Task directions:
Some lines of these records may hold the word "values"; state how many, using only the number.
══════════════════════════════
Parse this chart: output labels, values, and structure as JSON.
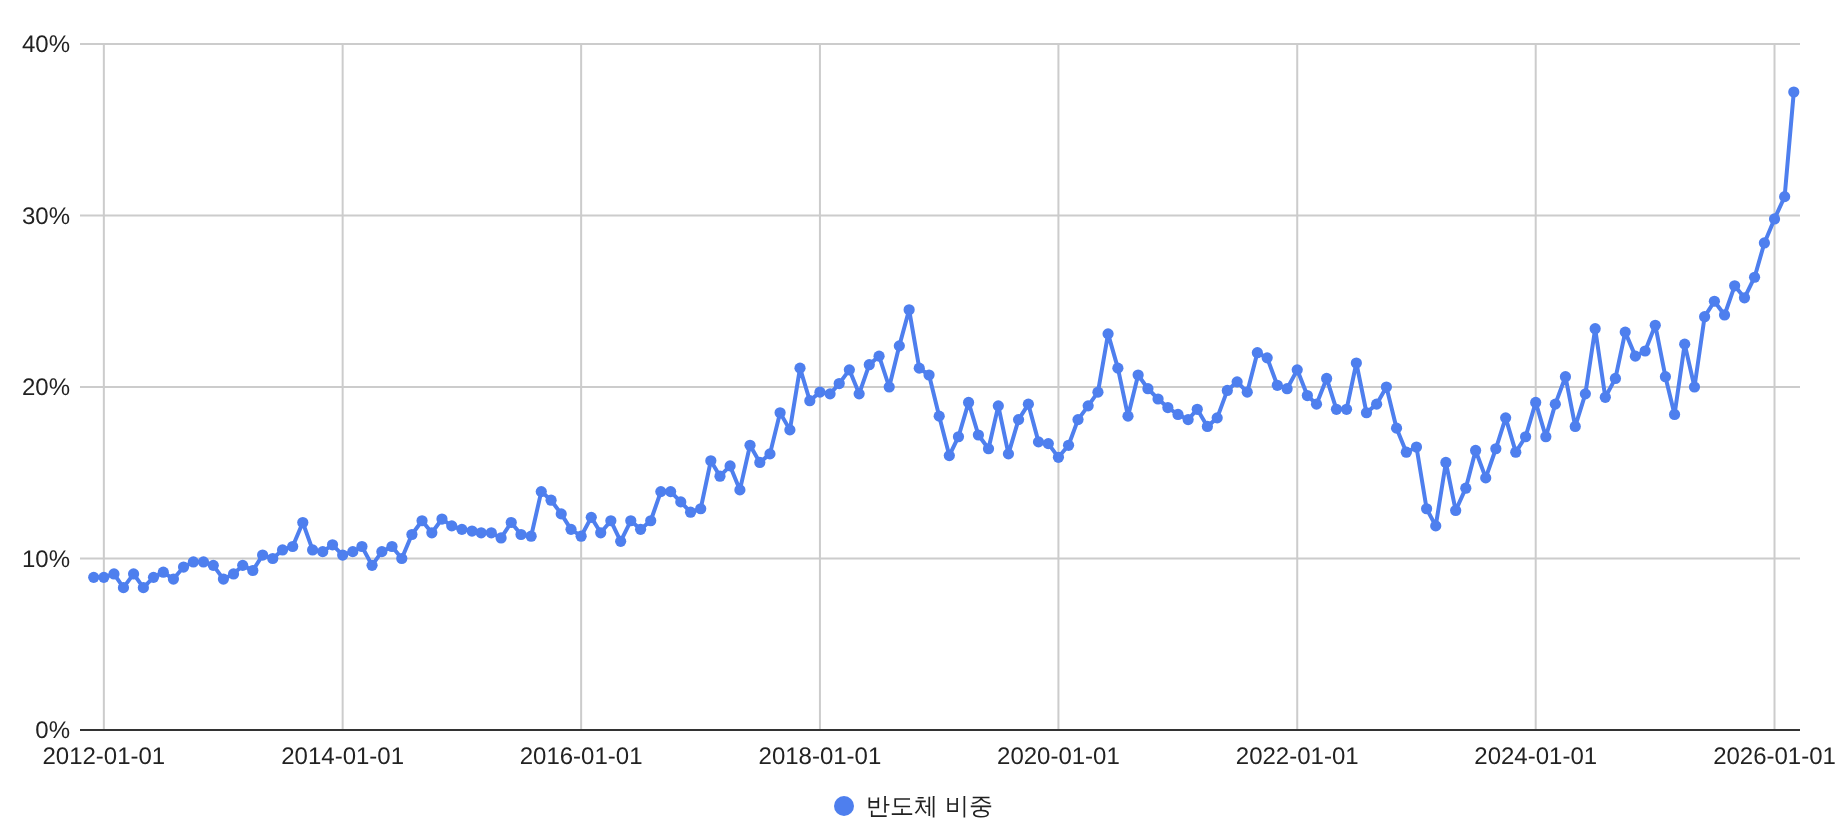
{
  "chart_data": {
    "type": "line",
    "x": [
      "2011-12",
      "2012-01",
      "2012-02",
      "2012-03",
      "2012-04",
      "2012-05",
      "2012-06",
      "2012-07",
      "2012-08",
      "2012-09",
      "2012-10",
      "2012-11",
      "2012-12",
      "2013-01",
      "2013-02",
      "2013-03",
      "2013-04",
      "2013-05",
      "2013-06",
      "2013-07",
      "2013-08",
      "2013-09",
      "2013-10",
      "2013-11",
      "2013-12",
      "2014-01",
      "2014-02",
      "2014-03",
      "2014-04",
      "2014-05",
      "2014-06",
      "2014-07",
      "2014-08",
      "2014-09",
      "2014-10",
      "2014-11",
      "2014-12",
      "2015-01",
      "2015-02",
      "2015-03",
      "2015-04",
      "2015-05",
      "2015-06",
      "2015-07",
      "2015-08",
      "2015-09",
      "2015-10",
      "2015-11",
      "2015-12",
      "2016-01",
      "2016-02",
      "2016-03",
      "2016-04",
      "2016-05",
      "2016-06",
      "2016-07",
      "2016-08",
      "2016-09",
      "2016-10",
      "2016-11",
      "2016-12",
      "2017-01",
      "2017-02",
      "2017-03",
      "2017-04",
      "2017-05",
      "2017-06",
      "2017-07",
      "2017-08",
      "2017-09",
      "2017-10",
      "2017-11",
      "2017-12",
      "2018-01",
      "2018-02",
      "2018-03",
      "2018-04",
      "2018-05",
      "2018-06",
      "2018-07",
      "2018-08",
      "2018-09",
      "2018-10",
      "2018-11",
      "2018-12",
      "2019-01",
      "2019-02",
      "2019-03",
      "2019-04",
      "2019-05",
      "2019-06",
      "2019-07",
      "2019-08",
      "2019-09",
      "2019-10",
      "2019-11",
      "2019-12",
      "2020-01",
      "2020-02",
      "2020-03",
      "2020-04",
      "2020-05",
      "2020-06",
      "2020-07",
      "2020-08",
      "2020-09",
      "2020-10",
      "2020-11",
      "2020-12",
      "2021-01",
      "2021-02",
      "2021-03",
      "2021-04",
      "2021-05",
      "2021-06",
      "2021-07",
      "2021-08",
      "2021-09",
      "2021-10",
      "2021-11",
      "2021-12",
      "2022-01",
      "2022-02",
      "2022-03",
      "2022-04",
      "2022-05",
      "2022-06",
      "2022-07",
      "2022-08",
      "2022-09",
      "2022-10",
      "2022-11",
      "2022-12",
      "2023-01",
      "2023-02",
      "2023-03",
      "2023-04",
      "2023-05",
      "2023-06",
      "2023-07",
      "2023-08",
      "2023-09",
      "2023-10",
      "2023-11",
      "2023-12",
      "2024-01",
      "2024-02",
      "2024-03",
      "2024-04",
      "2024-05",
      "2024-06",
      "2024-07",
      "2024-08",
      "2024-09",
      "2024-10",
      "2024-11",
      "2024-12",
      "2025-01",
      "2025-02",
      "2025-03",
      "2025-04",
      "2025-05",
      "2025-06",
      "2025-07",
      "2025-08",
      "2025-09",
      "2025-10",
      "2025-11",
      "2025-12",
      "2026-01",
      "2026-02",
      "2026-03"
    ],
    "series": [
      {
        "name": "반도체 비중",
        "color": "#4e7fee",
        "values": [
          8.9,
          8.9,
          9.1,
          8.3,
          9.1,
          8.3,
          8.9,
          9.2,
          8.8,
          9.5,
          9.8,
          9.8,
          9.6,
          8.8,
          9.1,
          9.6,
          9.3,
          10.2,
          10.0,
          10.5,
          10.7,
          12.1,
          10.5,
          10.4,
          10.8,
          10.2,
          10.4,
          10.7,
          9.6,
          10.4,
          10.7,
          10.0,
          11.4,
          12.2,
          11.5,
          12.3,
          11.9,
          11.7,
          11.6,
          11.5,
          11.5,
          11.2,
          12.1,
          11.4,
          11.3,
          13.9,
          13.4,
          12.6,
          11.7,
          11.3,
          12.4,
          11.5,
          12.2,
          11.0,
          12.2,
          11.7,
          12.2,
          13.9,
          13.9,
          13.3,
          12.7,
          12.9,
          15.7,
          14.8,
          15.4,
          14.0,
          16.6,
          15.6,
          16.1,
          18.5,
          17.5,
          21.1,
          19.2,
          19.7,
          19.6,
          20.2,
          21.0,
          19.6,
          21.3,
          21.8,
          20.0,
          22.4,
          24.5,
          21.1,
          20.7,
          18.3,
          16.0,
          17.1,
          19.1,
          17.2,
          16.4,
          18.9,
          16.1,
          18.1,
          19.0,
          16.8,
          16.7,
          15.9,
          16.6,
          18.1,
          18.9,
          19.7,
          23.1,
          21.1,
          18.3,
          20.7,
          19.9,
          19.3,
          18.8,
          18.4,
          18.1,
          18.7,
          17.7,
          18.2,
          19.8,
          20.3,
          19.7,
          22.0,
          21.7,
          20.1,
          19.9,
          21.0,
          19.5,
          19.0,
          20.5,
          18.7,
          18.7,
          21.4,
          18.5,
          19.0,
          20.0,
          17.6,
          16.2,
          16.5,
          12.9,
          11.9,
          15.6,
          12.8,
          14.1,
          16.3,
          14.7,
          16.4,
          18.2,
          16.2,
          17.1,
          19.1,
          17.1,
          19.0,
          20.6,
          17.7,
          19.6,
          23.4,
          19.4,
          20.5,
          23.2,
          21.8,
          22.1,
          23.6,
          20.6,
          18.4,
          22.5,
          20.0,
          24.1,
          25.0,
          24.2,
          25.9,
          25.2,
          26.4,
          28.4,
          29.8,
          31.1,
          37.2
        ]
      }
    ],
    "xlim": [
      "2011-10-20",
      "2026-03-20"
    ],
    "xticks": [
      "2012-01-01",
      "2014-01-01",
      "2016-01-01",
      "2018-01-01",
      "2020-01-01",
      "2022-01-01",
      "2024-01-01",
      "2026-01-01"
    ],
    "ylim": [
      0,
      40
    ],
    "yticks": [
      {
        "value": 0,
        "label": "0%"
      },
      {
        "value": 10,
        "label": "10%"
      },
      {
        "value": 20,
        "label": "20%"
      },
      {
        "value": 30,
        "label": "30%"
      },
      {
        "value": 40,
        "label": "40%"
      }
    ],
    "grid": true,
    "legend": "bottom",
    "marker": "circle",
    "line_style": "solid"
  }
}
══════════════════════════════
Finished exercise:
2